**EXTRACTED MATERIAL**:
════
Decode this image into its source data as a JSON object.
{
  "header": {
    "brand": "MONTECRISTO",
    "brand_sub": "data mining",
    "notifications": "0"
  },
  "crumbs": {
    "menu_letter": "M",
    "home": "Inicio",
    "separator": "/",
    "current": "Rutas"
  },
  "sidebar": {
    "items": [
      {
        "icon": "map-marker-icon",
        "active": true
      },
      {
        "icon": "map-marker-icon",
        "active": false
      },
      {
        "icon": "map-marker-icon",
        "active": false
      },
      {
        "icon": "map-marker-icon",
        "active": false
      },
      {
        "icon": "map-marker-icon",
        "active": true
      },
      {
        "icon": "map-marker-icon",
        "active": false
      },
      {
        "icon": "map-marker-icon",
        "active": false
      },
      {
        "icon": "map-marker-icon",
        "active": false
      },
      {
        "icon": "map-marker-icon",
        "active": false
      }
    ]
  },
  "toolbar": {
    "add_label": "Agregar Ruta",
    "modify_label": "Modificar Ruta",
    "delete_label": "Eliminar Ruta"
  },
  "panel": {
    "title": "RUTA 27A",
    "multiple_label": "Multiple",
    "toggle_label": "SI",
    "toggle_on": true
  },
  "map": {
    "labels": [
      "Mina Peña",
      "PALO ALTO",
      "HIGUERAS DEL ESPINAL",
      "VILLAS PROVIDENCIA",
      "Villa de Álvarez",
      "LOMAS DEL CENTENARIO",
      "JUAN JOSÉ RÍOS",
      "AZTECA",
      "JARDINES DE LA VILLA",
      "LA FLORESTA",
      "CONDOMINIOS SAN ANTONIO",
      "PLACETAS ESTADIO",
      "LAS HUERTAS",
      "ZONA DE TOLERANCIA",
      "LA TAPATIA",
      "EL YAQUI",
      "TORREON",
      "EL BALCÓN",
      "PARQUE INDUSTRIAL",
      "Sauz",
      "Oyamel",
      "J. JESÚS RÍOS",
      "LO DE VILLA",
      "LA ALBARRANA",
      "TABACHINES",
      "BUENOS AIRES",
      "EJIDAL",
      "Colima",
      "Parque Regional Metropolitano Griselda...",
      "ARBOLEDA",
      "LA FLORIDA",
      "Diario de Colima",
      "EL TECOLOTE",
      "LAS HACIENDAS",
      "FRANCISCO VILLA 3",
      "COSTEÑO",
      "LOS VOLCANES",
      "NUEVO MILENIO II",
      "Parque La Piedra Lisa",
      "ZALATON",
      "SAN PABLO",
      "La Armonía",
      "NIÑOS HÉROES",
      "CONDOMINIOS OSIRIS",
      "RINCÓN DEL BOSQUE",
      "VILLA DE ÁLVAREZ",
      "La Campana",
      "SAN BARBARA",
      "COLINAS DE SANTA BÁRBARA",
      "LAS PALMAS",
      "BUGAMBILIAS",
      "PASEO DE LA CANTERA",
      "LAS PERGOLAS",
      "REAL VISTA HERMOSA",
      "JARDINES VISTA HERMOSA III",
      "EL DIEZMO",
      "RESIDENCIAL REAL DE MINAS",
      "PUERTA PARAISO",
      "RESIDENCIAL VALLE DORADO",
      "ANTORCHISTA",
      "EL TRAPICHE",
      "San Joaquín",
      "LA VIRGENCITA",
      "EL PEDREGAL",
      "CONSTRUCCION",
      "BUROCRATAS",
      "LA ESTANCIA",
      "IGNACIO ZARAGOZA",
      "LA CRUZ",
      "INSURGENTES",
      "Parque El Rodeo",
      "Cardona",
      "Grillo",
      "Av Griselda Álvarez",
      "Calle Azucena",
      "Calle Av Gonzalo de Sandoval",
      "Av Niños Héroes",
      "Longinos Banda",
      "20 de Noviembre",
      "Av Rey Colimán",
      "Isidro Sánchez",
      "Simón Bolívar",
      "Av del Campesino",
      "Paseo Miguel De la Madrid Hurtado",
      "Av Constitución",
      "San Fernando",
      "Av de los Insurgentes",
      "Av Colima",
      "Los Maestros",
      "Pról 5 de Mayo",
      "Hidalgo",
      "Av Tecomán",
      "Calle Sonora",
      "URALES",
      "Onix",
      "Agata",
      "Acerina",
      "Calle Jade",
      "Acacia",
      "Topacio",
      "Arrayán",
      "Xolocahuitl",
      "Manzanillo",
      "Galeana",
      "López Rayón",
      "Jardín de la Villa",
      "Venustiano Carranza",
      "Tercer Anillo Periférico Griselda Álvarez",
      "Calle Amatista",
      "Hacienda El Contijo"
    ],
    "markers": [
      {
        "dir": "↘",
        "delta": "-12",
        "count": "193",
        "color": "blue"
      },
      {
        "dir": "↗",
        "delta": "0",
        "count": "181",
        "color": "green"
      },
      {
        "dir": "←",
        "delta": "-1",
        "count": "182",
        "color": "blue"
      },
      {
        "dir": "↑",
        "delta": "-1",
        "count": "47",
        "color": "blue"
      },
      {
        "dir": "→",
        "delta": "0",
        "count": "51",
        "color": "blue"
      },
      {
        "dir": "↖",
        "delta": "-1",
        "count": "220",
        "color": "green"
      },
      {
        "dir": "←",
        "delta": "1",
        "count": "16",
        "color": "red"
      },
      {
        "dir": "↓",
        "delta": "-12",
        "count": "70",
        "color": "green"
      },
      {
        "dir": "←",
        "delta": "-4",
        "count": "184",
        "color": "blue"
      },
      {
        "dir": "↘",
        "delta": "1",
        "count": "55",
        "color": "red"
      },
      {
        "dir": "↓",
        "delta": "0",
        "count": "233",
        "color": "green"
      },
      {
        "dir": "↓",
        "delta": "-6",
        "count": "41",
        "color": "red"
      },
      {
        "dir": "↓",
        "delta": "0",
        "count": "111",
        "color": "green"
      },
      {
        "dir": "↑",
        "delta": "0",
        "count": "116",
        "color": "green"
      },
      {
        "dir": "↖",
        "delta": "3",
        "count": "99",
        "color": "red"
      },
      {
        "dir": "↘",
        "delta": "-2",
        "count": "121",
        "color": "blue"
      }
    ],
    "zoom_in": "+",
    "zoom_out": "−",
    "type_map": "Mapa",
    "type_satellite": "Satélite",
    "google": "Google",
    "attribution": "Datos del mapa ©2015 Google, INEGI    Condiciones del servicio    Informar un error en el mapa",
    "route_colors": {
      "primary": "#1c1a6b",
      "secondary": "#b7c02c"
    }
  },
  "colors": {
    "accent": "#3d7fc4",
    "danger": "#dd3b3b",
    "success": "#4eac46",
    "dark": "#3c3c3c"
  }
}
════
**TASK GOAL**: Write out every line from the records above, word for word.

**FINAL RESULT**:
Decode this image into its source data as a JSON object.
{
  "header": {
    "brand": "MONTECRISTO",
    "brand_sub": "data mining",
    "notifications": "0"
  },
  "crumbs": {
    "menu_letter": "M",
    "home": "Inicio",
    "separator": "/",
    "current": "Rutas"
  },
  "sidebar": {
    "items": [
      {
        "icon": "map-marker-icon",
        "active": true
      },
      {
        "icon": "map-marker-icon",
        "active": false
      },
      {
        "icon": "map-marker-icon",
        "active": false
      },
      {
        "icon": "map-marker-icon",
        "active": false
      },
      {
        "icon": "map-marker-icon",
        "active": true
      },
      {
        "icon": "map-marker-icon",
        "active": false
      },
      {
        "icon": "map-marker-icon",
        "active": false
      },
      {
        "icon": "map-marker-icon",
        "active": false
      },
      {
        "icon": "map-marker-icon",
        "active": false
      }
    ]
  },
  "toolbar": {
    "add_label": "Agregar Ruta",
    "modify_label": "Modificar Ruta",
    "delete_label": "Eliminar Ruta"
  },
  "panel": {
    "title": "RUTA 27A",
    "multiple_label": "Multiple",
    "toggle_label": "SI",
    "toggle_on": true
  },
  "map": {
    "labels": [
      "Mina Peña",
      "PALO ALTO",
      "HIGUERAS DEL ESPINAL",
      "VILLAS PROVIDENCIA",
      "Villa de Álvarez",
      "LOMAS DEL CENTENARIO",
      "JUAN JOSÉ RÍOS",
      "AZTECA",
      "JARDINES DE LA VILLA",
      "LA FLORESTA",
      "CONDOMINIOS SAN ANTONIO",
      "PLACETAS ESTADIO",
      "LAS HUERTAS",
      "ZONA DE TOLERANCIA",
      "LA TAPATIA",
      "EL YAQUI",
      "TORREON",
      "EL BALCÓN",
      "PARQUE INDUSTRIAL",
      "Sauz",
      "Oyamel",
      "J. JESÚS RÍOS",
      "LO DE VILLA",
      "LA ALBARRANA",
      "TABACHINES",
      "BUENOS AIRES",
      "EJIDAL",
      "Colima",
      "Parque Regional Metropolitano Griselda...",
      "ARBOLEDA",
      "LA FLORIDA",
      "Diario de Colima",
      "EL TECOLOTE",
      "LAS HACIENDAS",
      "FRANCISCO VILLA 3",
      "COSTEÑO",
      "LOS VOLCANES",
      "NUEVO MILENIO II",
      "Parque La Piedra Lisa",
      "ZALATON",
      "SAN PABLO",
      "La Armonía",
      "NIÑOS HÉROES",
      "CONDOMINIOS OSIRIS",
      "RINCÓN DEL BOSQUE",
      "VILLA DE ÁLVAREZ",
      "La Campana",
      "SAN BARBARA",
      "COLINAS DE SANTA BÁRBARA",
      "LAS PALMAS",
      "BUGAMBILIAS",
      "PASEO DE LA CANTERA",
      "LAS PERGOLAS",
      "REAL VISTA HERMOSA",
      "JARDINES VISTA HERMOSA III",
      "EL DIEZMO",
      "RESIDENCIAL REAL DE MINAS",
      "PUERTA PARAISO",
      "RESIDENCIAL VALLE DORADO",
      "ANTORCHISTA",
      "EL TRAPICHE",
      "San Joaquín",
      "LA VIRGENCITA",
      "EL PEDREGAL",
      "CONSTRUCCION",
      "BUROCRATAS",
      "LA ESTANCIA",
      "IGNACIO ZARAGOZA",
      "LA CRUZ",
      "INSURGENTES",
      "Parque El Rodeo",
      "Cardona",
      "Grillo",
      "Av Griselda Álvarez",
      "Calle Azucena",
      "Calle Av Gonzalo de Sandoval",
      "Av Niños Héroes",
      "Longinos Banda",
      "20 de Noviembre",
      "Av Rey Colimán",
      "Isidro Sánchez",
      "Simón Bolívar",
      "Av del Campesino",
      "Paseo Miguel De la Madrid Hurtado",
      "Av Constitución",
      "San Fernando",
      "Av de los Insurgentes",
      "Av Colima",
      "Los Maestros",
      "Pról 5 de Mayo",
      "Hidalgo",
      "Av Tecomán",
      "Calle Sonora",
      "URALES",
      "Onix",
      "Agata",
      "Acerina",
      "Calle Jade",
      "Acacia",
      "Topacio",
      "Arrayán",
      "Xolocahuitl",
      "Manzanillo",
      "Galeana",
      "López Rayón",
      "Jardín de la Villa",
      "Venustiano Carranza",
      "Tercer Anillo Periférico Griselda Álvarez",
      "Calle Amatista",
      "Hacienda El Contijo"
    ],
    "markers": [
      {
        "dir": "↘",
        "delta": "-12",
        "count": "193",
        "color": "blue"
      },
      {
        "dir": "↗",
        "delta": "0",
        "count": "181",
        "color": "green"
      },
      {
        "dir": "←",
        "delta": "-1",
        "count": "182",
        "color": "blue"
      },
      {
        "dir": "↑",
        "delta": "-1",
        "count": "47",
        "color": "blue"
      },
      {
        "dir": "→",
        "delta": "0",
        "count": "51",
        "color": "blue"
      },
      {
        "dir": "↖",
        "delta": "-1",
        "count": "220",
        "color": "green"
      },
      {
        "dir": "←",
        "delta": "1",
        "count": "16",
        "color": "red"
      },
      {
        "dir": "↓",
        "delta": "-12",
        "count": "70",
        "color": "green"
      },
      {
        "dir": "←",
        "delta": "-4",
        "count": "184",
        "color": "blue"
      },
      {
        "dir": "↘",
        "delta": "1",
        "count": "55",
        "color": "red"
      },
      {
        "dir": "↓",
        "delta": "0",
        "count": "233",
        "color": "green"
      },
      {
        "dir": "↓",
        "delta": "-6",
        "count": "41",
        "color": "red"
      },
      {
        "dir": "↓",
        "delta": "0",
        "count": "111",
        "color": "green"
      },
      {
        "dir": "↑",
        "delta": "0",
        "count": "116",
        "color": "green"
      },
      {
        "dir": "↖",
        "delta": "3",
        "count": "99",
        "color": "red"
      },
      {
        "dir": "↘",
        "delta": "-2",
        "count": "121",
        "color": "blue"
      }
    ],
    "zoom_in": "+",
    "zoom_out": "−",
    "type_map": "Mapa",
    "type_satellite": "Satélite",
    "google": "Google",
    "attribution": "Datos del mapa ©2015 Google, INEGI    Condiciones del servicio    Informar un error en el mapa",
    "route_colors": {
      "primary": "#1c1a6b",
      "secondary": "#b7c02c"
    }
  },
  "colors": {
    "accent": "#3d7fc4",
    "danger": "#dd3b3b",
    "success": "#4eac46",
    "dark": "#3c3c3c"
  }
}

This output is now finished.